Figure dataset records:
——
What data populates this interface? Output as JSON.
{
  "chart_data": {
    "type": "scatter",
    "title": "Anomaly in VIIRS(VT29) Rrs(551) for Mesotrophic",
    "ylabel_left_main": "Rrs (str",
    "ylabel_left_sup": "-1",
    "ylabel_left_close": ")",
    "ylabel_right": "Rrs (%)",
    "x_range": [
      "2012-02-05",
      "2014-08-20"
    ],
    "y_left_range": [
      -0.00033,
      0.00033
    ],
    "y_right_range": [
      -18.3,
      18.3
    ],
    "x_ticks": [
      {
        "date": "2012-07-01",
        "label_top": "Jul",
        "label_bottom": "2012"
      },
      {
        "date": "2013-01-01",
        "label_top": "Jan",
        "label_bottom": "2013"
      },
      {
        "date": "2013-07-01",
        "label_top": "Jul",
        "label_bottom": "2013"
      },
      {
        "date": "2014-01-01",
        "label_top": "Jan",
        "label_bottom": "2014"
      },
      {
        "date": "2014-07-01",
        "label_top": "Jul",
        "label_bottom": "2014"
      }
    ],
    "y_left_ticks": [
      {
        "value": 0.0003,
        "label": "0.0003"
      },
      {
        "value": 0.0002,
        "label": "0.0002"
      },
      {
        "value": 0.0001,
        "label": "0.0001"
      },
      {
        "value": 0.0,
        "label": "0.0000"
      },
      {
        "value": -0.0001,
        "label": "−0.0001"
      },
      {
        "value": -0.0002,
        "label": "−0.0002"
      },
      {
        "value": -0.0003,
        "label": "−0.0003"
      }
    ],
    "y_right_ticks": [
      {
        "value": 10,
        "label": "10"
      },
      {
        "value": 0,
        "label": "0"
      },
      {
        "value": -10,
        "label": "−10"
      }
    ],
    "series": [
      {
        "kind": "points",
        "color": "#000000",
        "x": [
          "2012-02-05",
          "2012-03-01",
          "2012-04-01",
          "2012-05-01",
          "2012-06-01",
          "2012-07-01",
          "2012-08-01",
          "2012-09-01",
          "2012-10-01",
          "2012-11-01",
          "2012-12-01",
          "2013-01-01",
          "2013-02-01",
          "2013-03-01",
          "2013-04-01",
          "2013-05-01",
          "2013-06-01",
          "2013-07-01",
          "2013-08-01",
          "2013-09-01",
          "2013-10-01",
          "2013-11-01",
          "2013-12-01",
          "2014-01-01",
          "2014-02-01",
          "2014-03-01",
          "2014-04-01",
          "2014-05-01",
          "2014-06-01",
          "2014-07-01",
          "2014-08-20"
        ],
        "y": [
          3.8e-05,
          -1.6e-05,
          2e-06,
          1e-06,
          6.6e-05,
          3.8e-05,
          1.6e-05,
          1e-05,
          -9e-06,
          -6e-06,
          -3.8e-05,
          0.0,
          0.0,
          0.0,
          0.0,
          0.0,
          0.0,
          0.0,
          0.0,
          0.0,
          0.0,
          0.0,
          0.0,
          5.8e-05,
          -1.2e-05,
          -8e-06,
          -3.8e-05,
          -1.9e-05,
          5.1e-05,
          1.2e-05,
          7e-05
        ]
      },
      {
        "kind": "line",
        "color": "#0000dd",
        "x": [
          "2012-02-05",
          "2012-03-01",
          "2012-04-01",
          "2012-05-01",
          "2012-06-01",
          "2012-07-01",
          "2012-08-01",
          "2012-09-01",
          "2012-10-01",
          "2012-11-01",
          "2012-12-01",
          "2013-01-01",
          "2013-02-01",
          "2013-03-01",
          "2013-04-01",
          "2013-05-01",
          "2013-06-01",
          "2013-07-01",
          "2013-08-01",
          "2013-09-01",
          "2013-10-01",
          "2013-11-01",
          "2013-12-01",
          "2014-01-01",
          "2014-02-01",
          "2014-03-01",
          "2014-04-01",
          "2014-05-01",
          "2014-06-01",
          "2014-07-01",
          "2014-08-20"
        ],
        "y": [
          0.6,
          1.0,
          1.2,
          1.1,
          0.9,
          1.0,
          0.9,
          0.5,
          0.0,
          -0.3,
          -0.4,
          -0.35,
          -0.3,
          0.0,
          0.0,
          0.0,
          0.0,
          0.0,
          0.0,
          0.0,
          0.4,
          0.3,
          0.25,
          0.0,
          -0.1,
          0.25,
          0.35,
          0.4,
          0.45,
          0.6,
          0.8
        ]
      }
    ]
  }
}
——
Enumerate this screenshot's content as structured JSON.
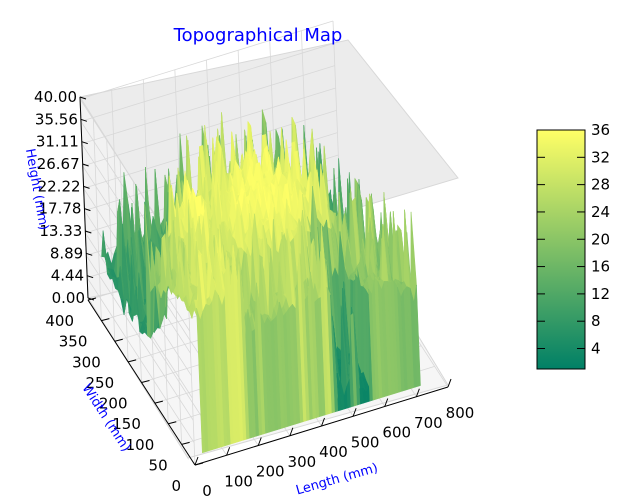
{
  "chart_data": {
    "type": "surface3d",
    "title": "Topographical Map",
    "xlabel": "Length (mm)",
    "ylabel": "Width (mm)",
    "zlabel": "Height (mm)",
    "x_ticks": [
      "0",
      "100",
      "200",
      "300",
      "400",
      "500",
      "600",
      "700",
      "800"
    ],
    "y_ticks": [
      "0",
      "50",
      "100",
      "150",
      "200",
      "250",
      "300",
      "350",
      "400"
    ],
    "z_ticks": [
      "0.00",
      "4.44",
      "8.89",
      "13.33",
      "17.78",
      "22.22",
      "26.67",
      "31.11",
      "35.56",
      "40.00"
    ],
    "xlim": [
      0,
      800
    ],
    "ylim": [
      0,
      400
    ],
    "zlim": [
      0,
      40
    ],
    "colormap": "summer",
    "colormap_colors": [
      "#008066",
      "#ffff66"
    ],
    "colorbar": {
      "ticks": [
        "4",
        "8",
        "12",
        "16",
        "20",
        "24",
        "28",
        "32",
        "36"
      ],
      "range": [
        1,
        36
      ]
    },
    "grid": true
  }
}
——
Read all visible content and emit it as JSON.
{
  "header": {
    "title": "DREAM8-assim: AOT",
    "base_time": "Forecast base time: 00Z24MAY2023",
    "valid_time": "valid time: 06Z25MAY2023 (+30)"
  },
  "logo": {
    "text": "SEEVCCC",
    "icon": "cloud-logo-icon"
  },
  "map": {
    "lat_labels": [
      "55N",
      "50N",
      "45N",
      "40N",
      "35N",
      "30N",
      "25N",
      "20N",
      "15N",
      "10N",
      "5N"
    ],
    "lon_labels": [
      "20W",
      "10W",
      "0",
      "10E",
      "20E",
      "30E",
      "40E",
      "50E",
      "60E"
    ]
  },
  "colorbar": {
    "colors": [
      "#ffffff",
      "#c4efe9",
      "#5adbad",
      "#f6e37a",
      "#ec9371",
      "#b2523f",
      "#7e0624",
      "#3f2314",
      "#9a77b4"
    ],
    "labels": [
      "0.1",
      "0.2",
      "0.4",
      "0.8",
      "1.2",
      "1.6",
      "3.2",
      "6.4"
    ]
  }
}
——
» WHAT YOU WILL DO:
Report all lines of the material that contain the word "this".

» ANSWER IN FULL:
What data populates this interface? Output as JSON.
Enumerate this screenshot's content as structured JSON.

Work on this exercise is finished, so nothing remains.